• WHAT YOU HAVE TO DO: Determine the count of lines in the following entries that contain the string "fästet". Write only the number.

• Structured page parsing data:

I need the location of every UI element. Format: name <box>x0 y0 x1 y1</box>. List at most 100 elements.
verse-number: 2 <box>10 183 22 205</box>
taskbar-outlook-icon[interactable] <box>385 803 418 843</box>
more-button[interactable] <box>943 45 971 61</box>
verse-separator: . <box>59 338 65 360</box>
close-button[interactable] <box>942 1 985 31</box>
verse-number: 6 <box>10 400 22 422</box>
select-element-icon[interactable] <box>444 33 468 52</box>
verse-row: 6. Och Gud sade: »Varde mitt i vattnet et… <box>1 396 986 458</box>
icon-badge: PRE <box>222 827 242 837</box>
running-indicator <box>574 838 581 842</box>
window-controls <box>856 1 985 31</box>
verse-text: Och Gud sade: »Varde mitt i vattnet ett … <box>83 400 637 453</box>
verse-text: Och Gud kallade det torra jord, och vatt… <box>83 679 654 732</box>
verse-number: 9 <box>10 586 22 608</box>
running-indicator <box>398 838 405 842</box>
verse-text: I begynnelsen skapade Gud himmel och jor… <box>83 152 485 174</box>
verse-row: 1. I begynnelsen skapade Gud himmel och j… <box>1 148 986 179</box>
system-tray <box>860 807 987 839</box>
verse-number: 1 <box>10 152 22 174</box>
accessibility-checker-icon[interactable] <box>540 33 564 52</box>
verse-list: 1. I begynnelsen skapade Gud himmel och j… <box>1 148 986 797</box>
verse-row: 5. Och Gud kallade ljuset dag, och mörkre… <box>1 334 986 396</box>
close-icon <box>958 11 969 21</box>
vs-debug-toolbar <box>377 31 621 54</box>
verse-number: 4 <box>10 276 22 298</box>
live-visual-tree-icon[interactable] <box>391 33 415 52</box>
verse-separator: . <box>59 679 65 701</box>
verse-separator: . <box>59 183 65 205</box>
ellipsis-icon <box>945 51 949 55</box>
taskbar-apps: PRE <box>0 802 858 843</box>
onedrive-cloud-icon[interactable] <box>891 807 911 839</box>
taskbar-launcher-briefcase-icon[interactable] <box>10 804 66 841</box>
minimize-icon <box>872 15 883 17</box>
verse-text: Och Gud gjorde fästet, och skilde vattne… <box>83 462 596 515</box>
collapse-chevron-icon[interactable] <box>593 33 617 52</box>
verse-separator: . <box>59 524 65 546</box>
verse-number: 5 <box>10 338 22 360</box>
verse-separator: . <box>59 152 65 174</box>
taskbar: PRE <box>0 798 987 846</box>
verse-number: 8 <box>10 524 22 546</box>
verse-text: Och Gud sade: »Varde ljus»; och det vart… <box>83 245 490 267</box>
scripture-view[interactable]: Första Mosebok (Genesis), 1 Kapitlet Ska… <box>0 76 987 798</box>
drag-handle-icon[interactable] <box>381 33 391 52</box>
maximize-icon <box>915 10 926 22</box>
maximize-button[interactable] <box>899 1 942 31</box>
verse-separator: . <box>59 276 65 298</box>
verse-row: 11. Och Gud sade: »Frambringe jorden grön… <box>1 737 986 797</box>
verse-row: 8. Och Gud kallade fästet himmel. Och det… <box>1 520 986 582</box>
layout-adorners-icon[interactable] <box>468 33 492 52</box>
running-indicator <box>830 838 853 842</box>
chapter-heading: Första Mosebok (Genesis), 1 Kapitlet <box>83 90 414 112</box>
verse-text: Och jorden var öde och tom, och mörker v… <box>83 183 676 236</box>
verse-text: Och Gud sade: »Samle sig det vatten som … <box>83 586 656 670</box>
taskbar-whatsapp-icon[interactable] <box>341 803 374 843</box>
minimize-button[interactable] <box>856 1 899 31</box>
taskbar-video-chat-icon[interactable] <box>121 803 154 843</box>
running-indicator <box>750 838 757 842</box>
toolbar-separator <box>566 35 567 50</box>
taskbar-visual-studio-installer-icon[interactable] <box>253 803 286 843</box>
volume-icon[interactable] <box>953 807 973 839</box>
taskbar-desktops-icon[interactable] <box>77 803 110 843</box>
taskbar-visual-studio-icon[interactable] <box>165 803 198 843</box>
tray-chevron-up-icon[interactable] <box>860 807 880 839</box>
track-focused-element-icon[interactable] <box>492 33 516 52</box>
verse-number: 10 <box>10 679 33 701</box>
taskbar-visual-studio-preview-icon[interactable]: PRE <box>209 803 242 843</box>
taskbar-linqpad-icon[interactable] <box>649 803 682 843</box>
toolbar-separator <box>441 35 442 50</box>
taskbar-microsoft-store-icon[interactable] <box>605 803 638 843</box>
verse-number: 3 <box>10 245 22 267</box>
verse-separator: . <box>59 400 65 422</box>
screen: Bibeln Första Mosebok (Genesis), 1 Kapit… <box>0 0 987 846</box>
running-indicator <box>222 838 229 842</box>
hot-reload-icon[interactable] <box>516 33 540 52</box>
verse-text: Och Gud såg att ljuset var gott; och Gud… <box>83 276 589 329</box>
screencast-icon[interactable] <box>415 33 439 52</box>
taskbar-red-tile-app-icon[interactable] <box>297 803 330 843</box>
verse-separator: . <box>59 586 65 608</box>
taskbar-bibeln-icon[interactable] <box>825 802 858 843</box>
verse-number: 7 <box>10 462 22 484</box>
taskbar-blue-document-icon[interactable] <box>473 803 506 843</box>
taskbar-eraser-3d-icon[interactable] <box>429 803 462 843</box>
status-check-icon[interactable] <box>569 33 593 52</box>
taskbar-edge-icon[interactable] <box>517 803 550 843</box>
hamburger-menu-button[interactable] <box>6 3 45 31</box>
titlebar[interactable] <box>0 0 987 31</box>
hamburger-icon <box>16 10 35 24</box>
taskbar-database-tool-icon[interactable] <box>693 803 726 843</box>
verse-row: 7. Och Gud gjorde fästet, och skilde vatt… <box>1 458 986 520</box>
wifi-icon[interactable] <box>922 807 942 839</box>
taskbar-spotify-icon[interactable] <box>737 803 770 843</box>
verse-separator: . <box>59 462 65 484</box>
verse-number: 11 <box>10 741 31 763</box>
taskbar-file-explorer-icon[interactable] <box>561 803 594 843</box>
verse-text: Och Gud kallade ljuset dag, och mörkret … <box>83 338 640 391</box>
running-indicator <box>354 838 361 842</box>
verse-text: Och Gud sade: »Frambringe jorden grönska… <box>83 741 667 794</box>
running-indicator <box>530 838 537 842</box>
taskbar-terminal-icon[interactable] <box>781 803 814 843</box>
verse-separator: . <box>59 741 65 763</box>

• ANSWER SPACE: 3